**What you should do:** Each line containing the word "Oferta" needs to be copied.

**Records to process:**
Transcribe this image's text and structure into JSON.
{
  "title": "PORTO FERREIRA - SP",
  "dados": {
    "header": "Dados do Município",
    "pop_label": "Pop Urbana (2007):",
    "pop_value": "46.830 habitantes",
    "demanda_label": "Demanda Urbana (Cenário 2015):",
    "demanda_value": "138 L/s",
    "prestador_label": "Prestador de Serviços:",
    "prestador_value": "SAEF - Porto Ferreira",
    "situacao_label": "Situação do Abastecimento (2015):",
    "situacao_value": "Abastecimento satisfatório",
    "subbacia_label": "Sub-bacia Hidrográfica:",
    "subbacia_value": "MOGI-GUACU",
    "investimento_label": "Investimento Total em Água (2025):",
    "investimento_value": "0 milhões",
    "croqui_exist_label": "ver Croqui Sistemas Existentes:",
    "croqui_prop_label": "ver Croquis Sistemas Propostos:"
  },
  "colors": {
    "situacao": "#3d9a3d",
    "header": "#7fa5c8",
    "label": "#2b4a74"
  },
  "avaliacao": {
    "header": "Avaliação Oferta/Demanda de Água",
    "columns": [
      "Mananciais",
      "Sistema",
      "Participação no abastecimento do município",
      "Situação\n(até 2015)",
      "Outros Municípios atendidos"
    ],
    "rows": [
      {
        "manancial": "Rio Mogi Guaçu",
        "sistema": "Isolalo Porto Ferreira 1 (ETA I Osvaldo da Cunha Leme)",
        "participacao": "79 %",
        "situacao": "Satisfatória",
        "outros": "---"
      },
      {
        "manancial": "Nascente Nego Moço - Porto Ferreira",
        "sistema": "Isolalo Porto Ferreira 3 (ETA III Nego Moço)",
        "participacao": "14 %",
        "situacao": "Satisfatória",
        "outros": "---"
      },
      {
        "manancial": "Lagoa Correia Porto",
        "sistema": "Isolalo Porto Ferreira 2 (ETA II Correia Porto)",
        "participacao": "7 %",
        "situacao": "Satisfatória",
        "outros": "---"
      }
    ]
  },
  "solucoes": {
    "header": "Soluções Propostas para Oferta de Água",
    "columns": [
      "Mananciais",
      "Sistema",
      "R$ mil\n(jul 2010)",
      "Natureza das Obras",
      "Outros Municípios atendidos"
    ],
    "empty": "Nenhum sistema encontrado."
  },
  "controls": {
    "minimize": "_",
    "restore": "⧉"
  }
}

**Solution:**
    "header": "Avaliação Oferta/Demanda de Água",
    "header": "Soluções Propostas para Oferta de Água",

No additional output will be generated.